Exercise details
What lines in this listing contain the string "Number"? Report each one by copying it.

Data for the task START

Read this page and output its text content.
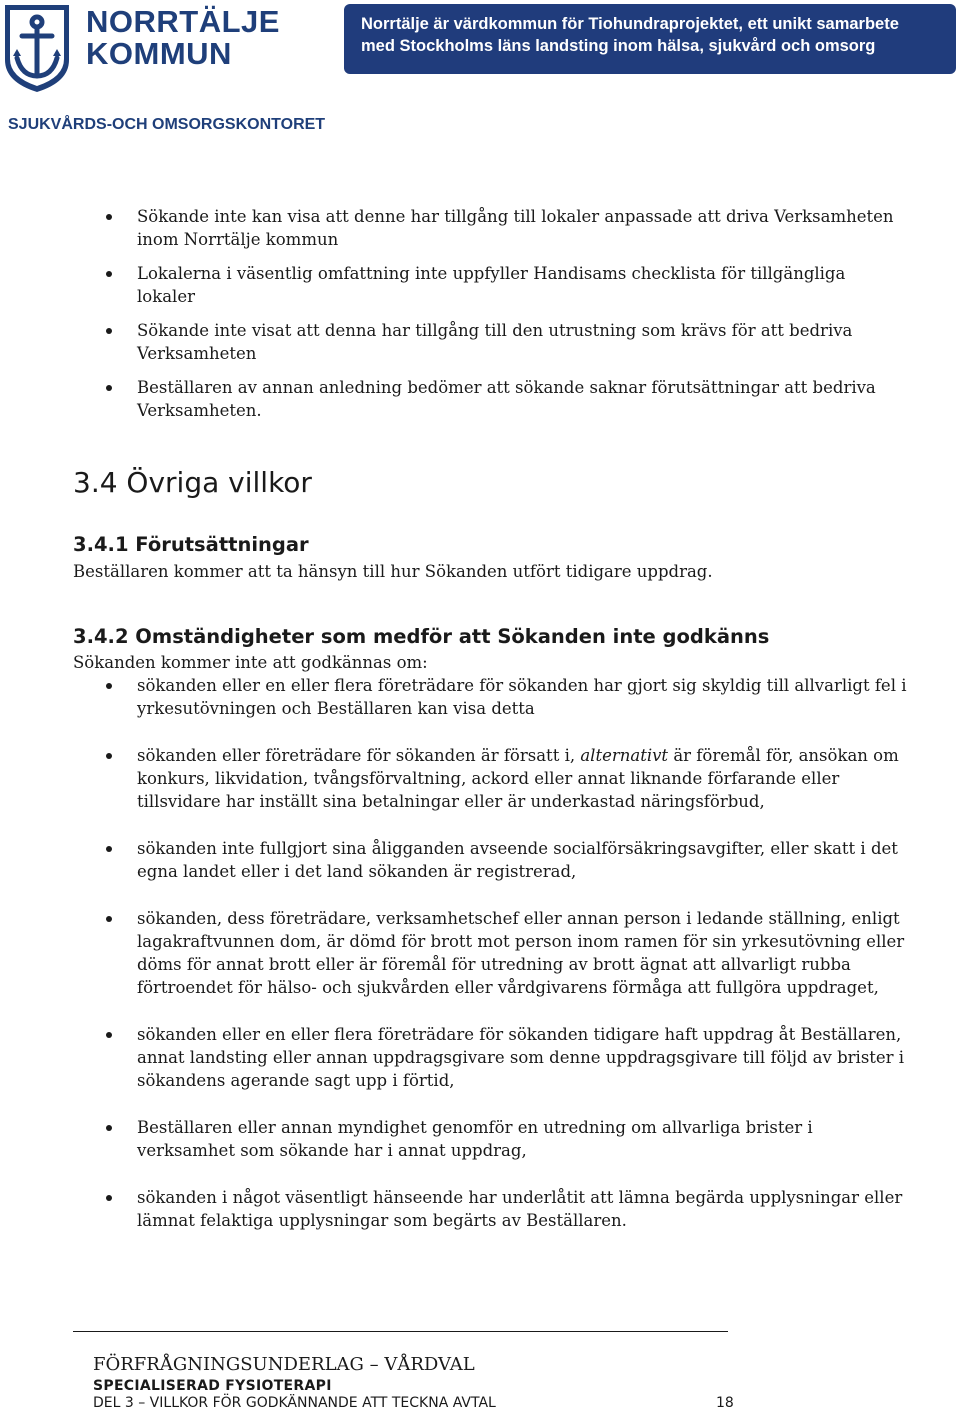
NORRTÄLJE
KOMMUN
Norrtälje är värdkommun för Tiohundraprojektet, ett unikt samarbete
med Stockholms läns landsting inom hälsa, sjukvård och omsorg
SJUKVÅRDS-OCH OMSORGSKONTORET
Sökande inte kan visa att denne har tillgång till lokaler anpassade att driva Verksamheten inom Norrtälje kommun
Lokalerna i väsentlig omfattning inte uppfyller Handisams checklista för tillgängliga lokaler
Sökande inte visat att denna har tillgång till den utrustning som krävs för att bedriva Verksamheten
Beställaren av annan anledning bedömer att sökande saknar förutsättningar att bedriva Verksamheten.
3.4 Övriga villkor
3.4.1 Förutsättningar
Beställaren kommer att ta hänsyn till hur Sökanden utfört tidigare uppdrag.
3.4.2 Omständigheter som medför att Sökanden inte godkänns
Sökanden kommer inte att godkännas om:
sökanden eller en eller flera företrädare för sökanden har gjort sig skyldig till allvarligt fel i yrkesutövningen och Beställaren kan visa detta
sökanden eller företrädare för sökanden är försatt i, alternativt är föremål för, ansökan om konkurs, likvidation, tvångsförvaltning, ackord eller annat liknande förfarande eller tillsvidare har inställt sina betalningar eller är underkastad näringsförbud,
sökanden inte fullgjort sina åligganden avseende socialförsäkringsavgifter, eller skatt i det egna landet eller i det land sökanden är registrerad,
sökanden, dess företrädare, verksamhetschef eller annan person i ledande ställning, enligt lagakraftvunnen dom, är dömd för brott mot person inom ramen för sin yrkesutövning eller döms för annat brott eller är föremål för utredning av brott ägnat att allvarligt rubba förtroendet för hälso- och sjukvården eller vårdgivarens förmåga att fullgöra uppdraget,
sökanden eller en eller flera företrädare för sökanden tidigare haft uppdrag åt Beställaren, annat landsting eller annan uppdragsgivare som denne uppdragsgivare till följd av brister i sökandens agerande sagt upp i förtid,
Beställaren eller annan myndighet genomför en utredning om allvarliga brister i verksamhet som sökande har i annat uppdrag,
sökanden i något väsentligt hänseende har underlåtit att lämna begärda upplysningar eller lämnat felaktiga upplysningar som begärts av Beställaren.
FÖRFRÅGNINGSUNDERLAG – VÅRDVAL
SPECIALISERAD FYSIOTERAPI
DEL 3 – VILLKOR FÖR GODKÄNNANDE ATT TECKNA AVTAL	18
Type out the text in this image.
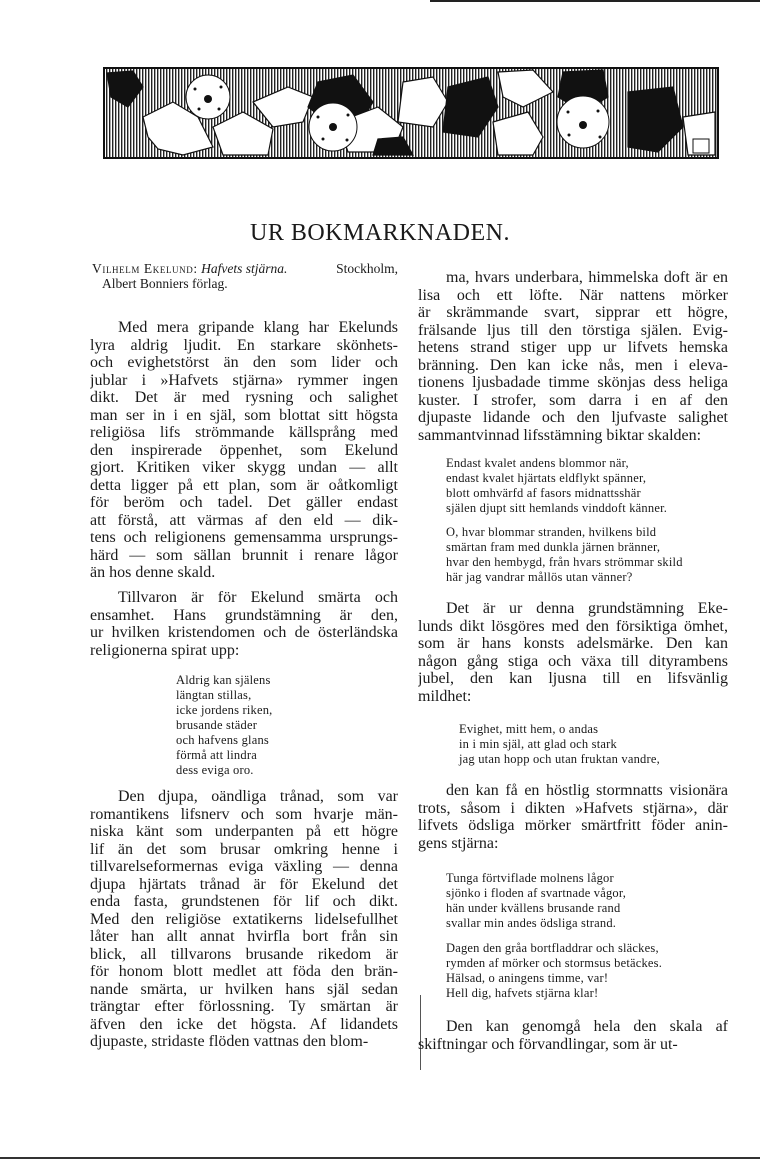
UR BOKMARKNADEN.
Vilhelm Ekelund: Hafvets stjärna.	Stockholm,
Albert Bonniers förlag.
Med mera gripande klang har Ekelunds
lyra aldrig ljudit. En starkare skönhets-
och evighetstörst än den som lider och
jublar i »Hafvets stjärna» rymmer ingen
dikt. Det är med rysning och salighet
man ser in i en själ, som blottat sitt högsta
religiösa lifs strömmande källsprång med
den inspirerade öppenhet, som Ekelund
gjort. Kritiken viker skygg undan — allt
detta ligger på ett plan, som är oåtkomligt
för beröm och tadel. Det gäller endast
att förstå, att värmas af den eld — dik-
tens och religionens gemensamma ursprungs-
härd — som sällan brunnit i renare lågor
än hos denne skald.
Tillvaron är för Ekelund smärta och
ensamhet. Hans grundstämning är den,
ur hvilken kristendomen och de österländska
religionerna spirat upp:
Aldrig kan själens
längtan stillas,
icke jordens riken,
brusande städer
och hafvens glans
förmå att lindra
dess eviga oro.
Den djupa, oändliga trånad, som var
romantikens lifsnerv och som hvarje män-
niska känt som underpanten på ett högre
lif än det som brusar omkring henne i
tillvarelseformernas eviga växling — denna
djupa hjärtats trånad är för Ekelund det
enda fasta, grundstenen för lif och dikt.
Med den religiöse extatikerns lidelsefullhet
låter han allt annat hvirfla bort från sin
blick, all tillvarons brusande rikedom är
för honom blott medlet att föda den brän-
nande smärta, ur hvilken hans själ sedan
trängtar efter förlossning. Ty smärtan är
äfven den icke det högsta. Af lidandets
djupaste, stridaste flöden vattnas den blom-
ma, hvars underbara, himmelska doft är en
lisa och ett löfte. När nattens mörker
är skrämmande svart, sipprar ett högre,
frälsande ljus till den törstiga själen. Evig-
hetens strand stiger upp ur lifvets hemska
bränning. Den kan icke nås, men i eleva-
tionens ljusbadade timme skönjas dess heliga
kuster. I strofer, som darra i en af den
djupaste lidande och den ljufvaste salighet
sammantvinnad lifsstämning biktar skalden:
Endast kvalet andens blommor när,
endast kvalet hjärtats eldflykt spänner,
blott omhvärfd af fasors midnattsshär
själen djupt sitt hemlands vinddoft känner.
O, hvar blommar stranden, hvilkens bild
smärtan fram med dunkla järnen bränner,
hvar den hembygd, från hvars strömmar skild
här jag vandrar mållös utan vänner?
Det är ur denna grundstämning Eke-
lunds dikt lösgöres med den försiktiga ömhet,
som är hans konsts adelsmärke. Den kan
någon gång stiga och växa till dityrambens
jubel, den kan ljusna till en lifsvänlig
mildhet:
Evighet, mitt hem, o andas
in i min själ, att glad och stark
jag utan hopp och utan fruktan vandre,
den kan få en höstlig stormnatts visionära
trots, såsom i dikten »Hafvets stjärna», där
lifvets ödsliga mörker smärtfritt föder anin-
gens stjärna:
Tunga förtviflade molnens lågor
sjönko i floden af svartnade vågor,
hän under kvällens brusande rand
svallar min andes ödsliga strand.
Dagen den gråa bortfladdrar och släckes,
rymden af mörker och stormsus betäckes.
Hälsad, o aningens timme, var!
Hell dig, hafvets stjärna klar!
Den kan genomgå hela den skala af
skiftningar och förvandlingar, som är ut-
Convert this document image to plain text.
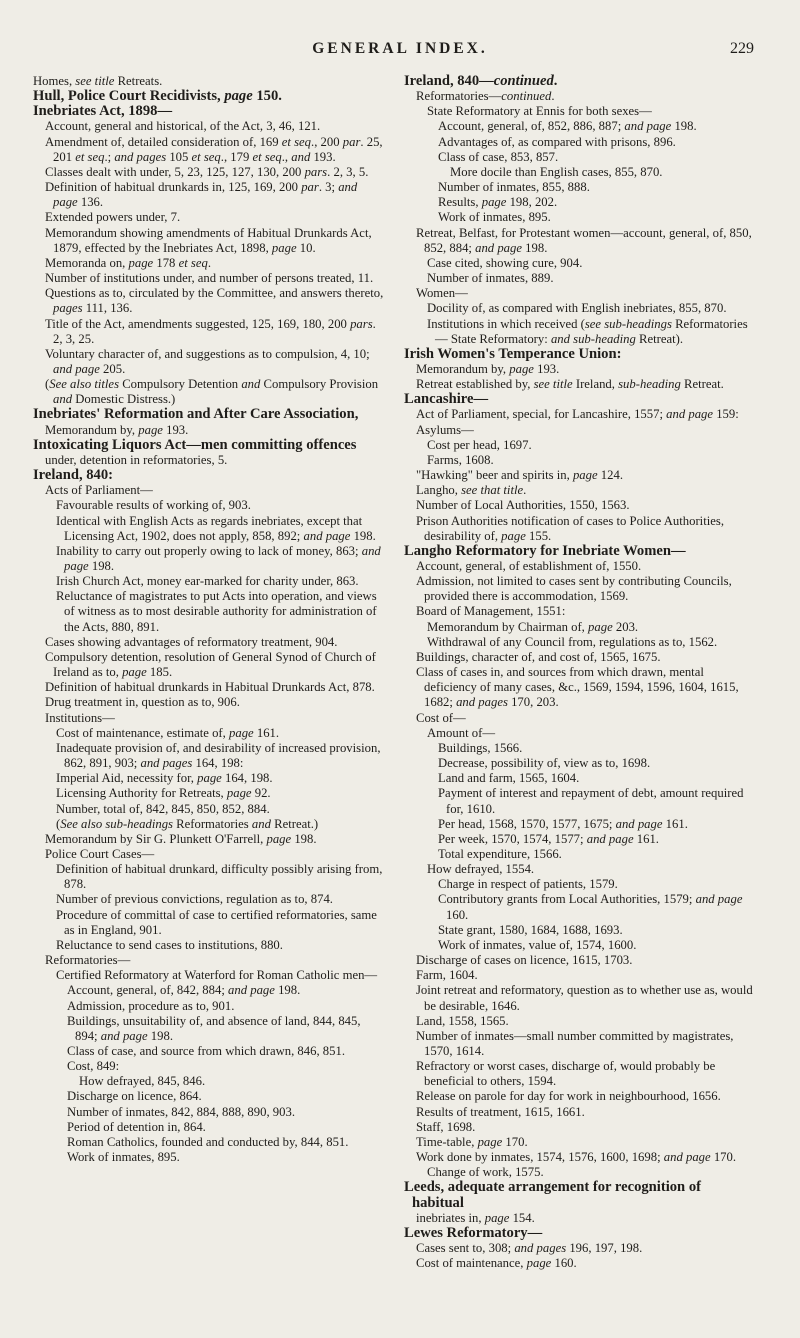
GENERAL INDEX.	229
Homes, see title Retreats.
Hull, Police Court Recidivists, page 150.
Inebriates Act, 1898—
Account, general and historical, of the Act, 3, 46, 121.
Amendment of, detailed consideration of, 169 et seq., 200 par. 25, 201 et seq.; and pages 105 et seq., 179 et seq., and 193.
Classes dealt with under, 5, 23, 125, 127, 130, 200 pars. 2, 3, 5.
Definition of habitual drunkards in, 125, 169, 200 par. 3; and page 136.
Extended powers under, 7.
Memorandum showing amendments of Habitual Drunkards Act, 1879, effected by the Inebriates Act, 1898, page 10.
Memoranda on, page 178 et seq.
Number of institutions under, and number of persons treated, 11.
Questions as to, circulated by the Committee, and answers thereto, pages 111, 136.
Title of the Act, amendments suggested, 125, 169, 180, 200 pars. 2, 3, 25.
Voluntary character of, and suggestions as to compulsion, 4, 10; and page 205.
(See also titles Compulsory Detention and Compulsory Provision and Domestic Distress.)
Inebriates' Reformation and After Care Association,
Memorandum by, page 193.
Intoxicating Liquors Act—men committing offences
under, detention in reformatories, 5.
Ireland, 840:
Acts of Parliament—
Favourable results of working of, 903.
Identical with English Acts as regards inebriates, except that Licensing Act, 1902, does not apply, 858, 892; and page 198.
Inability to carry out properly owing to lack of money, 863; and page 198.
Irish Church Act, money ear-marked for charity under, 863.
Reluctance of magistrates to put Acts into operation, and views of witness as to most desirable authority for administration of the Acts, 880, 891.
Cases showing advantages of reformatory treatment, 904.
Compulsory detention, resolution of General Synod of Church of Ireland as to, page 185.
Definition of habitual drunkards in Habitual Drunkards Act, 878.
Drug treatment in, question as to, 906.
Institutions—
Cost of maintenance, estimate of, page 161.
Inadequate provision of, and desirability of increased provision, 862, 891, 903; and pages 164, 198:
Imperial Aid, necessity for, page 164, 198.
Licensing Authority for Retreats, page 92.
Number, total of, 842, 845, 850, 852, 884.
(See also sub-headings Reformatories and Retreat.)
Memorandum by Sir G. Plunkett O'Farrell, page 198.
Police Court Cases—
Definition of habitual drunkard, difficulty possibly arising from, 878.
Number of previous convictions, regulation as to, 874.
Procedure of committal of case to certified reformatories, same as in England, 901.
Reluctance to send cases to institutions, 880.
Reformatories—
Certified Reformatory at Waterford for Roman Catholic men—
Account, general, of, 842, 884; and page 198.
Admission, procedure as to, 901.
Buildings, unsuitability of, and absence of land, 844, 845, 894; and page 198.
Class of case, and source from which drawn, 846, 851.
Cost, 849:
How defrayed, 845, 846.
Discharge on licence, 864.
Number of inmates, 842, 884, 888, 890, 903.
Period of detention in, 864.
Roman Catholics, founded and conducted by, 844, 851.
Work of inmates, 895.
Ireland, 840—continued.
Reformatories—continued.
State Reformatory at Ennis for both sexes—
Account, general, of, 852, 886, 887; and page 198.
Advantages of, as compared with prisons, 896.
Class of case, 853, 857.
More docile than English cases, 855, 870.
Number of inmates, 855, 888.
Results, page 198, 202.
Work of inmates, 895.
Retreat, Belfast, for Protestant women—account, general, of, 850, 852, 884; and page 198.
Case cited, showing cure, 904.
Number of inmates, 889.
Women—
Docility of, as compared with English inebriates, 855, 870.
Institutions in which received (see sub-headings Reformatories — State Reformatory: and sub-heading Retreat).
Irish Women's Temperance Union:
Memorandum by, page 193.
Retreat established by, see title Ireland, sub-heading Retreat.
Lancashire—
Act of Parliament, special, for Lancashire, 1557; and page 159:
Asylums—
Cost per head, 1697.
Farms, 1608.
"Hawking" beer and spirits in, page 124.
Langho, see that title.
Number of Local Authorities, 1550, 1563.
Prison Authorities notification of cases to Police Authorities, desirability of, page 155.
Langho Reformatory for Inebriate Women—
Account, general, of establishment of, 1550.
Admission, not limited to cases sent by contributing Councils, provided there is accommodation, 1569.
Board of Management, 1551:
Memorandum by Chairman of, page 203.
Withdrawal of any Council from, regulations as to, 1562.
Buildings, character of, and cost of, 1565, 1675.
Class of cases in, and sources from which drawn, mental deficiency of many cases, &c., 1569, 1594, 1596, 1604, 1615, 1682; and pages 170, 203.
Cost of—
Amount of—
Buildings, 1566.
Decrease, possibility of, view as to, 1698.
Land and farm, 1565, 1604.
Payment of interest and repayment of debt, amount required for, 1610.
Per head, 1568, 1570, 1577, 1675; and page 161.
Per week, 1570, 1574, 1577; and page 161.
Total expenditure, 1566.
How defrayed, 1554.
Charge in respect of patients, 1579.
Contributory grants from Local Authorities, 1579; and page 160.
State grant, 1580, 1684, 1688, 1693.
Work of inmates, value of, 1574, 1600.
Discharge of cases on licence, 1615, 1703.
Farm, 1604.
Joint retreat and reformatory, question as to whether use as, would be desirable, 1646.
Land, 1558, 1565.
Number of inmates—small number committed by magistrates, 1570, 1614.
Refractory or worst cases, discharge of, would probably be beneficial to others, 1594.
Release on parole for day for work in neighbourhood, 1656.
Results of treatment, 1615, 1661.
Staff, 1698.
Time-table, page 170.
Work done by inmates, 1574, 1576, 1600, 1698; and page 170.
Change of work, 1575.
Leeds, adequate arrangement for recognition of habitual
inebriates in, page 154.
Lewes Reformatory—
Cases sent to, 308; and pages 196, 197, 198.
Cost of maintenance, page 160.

Data for the task END

Result for this exercise
Number of institutions under, and number of persons treated, 11.
Number, total of, 842, 845, 850, 852, 884.
Number of previous convictions, regulation as to, 874.
Number of inmates, 842, 884, 888, 890, 903.
Number of inmates, 855, 888.
Number of inmates, 889.
Number of Local Authorities, 1550, 1563.
Number of inmates—small number committed by magistrates, 1570, 1614.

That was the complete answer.